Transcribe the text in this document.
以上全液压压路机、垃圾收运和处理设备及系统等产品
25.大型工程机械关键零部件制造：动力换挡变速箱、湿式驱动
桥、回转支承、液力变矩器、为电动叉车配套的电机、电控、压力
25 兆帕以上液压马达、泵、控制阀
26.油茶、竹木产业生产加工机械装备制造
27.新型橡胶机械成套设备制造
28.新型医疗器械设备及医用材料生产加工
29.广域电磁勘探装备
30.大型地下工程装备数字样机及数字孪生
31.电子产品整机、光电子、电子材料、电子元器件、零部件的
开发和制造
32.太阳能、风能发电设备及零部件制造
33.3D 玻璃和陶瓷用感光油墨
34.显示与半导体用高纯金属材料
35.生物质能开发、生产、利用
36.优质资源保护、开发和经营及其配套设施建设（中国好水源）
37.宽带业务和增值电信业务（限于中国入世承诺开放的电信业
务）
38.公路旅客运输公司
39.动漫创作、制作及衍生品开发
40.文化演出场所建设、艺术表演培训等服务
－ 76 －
*****
» TASK
Output an exact copy of each record.

» WORKED SOLUTION
Transcribe the text in this document.
以上全液压压路机、垃圾收运和处理设备及系统等产品
25.大型工程机械关键零部件制造：动力换挡变速箱、湿式驱动
桥、回转支承、液力变矩器、为电动叉车配套的电机、电控、压力
25 兆帕以上液压马达、泵、控制阀
26.油茶、竹木产业生产加工机械装备制造
27.新型橡胶机械成套设备制造
28.新型医疗器械设备及医用材料生产加工
29.广域电磁勘探装备
30.大型地下工程装备数字样机及数字孪生
31.电子产品整机、光电子、电子材料、电子元器件、零部件的
开发和制造
32.太阳能、风能发电设备及零部件制造
33.3D 玻璃和陶瓷用感光油墨
34.显示与半导体用高纯金属材料
35.生物质能开发、生产、利用
36.优质资源保护、开发和经营及其配套设施建设（中国好水源）
37.宽带业务和增值电信业务（限于中国入世承诺开放的电信业
务）
38.公路旅客运输公司
39.动漫创作、制作及衍生品开发
40.文化演出场所建设、艺术表演培训等服务
－ 76 －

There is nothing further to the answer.